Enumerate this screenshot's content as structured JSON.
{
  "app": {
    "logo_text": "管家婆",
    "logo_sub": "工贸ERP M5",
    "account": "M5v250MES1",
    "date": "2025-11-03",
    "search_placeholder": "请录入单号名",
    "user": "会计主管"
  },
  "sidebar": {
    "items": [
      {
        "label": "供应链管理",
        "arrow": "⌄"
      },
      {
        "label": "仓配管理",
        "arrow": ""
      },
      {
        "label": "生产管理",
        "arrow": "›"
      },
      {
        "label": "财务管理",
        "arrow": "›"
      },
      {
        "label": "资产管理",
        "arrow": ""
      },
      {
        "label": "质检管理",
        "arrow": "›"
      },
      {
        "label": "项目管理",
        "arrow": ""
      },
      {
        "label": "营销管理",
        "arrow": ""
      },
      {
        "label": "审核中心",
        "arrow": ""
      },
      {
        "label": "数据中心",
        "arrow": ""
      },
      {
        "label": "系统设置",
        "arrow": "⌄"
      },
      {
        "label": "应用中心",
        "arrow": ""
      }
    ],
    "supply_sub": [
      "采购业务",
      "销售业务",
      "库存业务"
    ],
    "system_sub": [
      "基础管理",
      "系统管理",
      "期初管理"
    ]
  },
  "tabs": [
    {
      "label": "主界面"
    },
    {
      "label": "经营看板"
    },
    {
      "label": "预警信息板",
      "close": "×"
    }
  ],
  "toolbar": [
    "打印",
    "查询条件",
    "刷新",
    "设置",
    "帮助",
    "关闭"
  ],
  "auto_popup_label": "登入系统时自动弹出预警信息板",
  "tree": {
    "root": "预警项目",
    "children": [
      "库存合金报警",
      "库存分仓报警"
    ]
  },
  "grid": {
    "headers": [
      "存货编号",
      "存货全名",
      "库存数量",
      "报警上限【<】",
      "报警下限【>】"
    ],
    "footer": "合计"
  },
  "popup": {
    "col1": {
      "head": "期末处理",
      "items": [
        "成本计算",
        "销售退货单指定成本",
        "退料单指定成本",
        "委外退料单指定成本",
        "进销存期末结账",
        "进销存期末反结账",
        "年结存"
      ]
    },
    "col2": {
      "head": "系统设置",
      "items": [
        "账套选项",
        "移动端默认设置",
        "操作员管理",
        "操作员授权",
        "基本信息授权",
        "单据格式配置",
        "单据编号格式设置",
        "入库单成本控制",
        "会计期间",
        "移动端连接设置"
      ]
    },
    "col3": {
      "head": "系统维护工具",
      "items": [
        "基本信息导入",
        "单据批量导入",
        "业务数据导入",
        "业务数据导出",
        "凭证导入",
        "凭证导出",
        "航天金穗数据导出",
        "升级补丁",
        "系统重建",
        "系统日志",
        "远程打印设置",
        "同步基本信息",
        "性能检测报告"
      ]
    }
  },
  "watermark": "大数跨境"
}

◆ ◆ ◆ ◆ ◆ ◆ ◆

__WRITTEN PROBLEM__
Write the data out again in full and exactly.

__EXERCISE RESULT__
Enumerate this screenshot's content as structured JSON.
{
  "app": {
    "logo_text": "管家婆",
    "logo_sub": "工贸ERP M5",
    "account": "M5v250MES1",
    "date": "2025-11-03",
    "search_placeholder": "请录入单号名",
    "user": "会计主管"
  },
  "sidebar": {
    "items": [
      {
        "label": "供应链管理",
        "arrow": "⌄"
      },
      {
        "label": "仓配管理",
        "arrow": ""
      },
      {
        "label": "生产管理",
        "arrow": "›"
      },
      {
        "label": "财务管理",
        "arrow": "›"
      },
      {
        "label": "资产管理",
        "arrow": ""
      },
      {
        "label": "质检管理",
        "arrow": "›"
      },
      {
        "label": "项目管理",
        "arrow": ""
      },
      {
        "label": "营销管理",
        "arrow": ""
      },
      {
        "label": "审核中心",
        "arrow": ""
      },
      {
        "label": "数据中心",
        "arrow": ""
      },
      {
        "label": "系统设置",
        "arrow": "⌄"
      },
      {
        "label": "应用中心",
        "arrow": ""
      }
    ],
    "supply_sub": [
      "采购业务",
      "销售业务",
      "库存业务"
    ],
    "system_sub": [
      "基础管理",
      "系统管理",
      "期初管理"
    ]
  },
  "tabs": [
    {
      "label": "主界面"
    },
    {
      "label": "经营看板"
    },
    {
      "label": "预警信息板",
      "close": "×"
    }
  ],
  "toolbar": [
    "打印",
    "查询条件",
    "刷新",
    "设置",
    "帮助",
    "关闭"
  ],
  "auto_popup_label": "登入系统时自动弹出预警信息板",
  "tree": {
    "root": "预警项目",
    "children": [
      "库存合金报警",
      "库存分仓报警"
    ]
  },
  "grid": {
    "headers": [
      "存货编号",
      "存货全名",
      "库存数量",
      "报警上限【<】",
      "报警下限【>】"
    ],
    "footer": "合计"
  },
  "popup": {
    "col1": {
      "head": "期末处理",
      "items": [
        "成本计算",
        "销售退货单指定成本",
        "退料单指定成本",
        "委外退料单指定成本",
        "进销存期末结账",
        "进销存期末反结账",
        "年结存"
      ]
    },
    "col2": {
      "head": "系统设置",
      "items": [
        "账套选项",
        "移动端默认设置",
        "操作员管理",
        "操作员授权",
        "基本信息授权",
        "单据格式配置",
        "单据编号格式设置",
        "入库单成本控制",
        "会计期间",
        "移动端连接设置"
      ]
    },
    "col3": {
      "head": "系统维护工具",
      "items": [
        "基本信息导入",
        "单据批量导入",
        "业务数据导入",
        "业务数据导出",
        "凭证导入",
        "凭证导出",
        "航天金穗数据导出",
        "升级补丁",
        "系统重建",
        "系统日志",
        "远程打印设置",
        "同步基本信息",
        "性能检测报告"
      ]
    }
  },
  "watermark": "大数跨境"
}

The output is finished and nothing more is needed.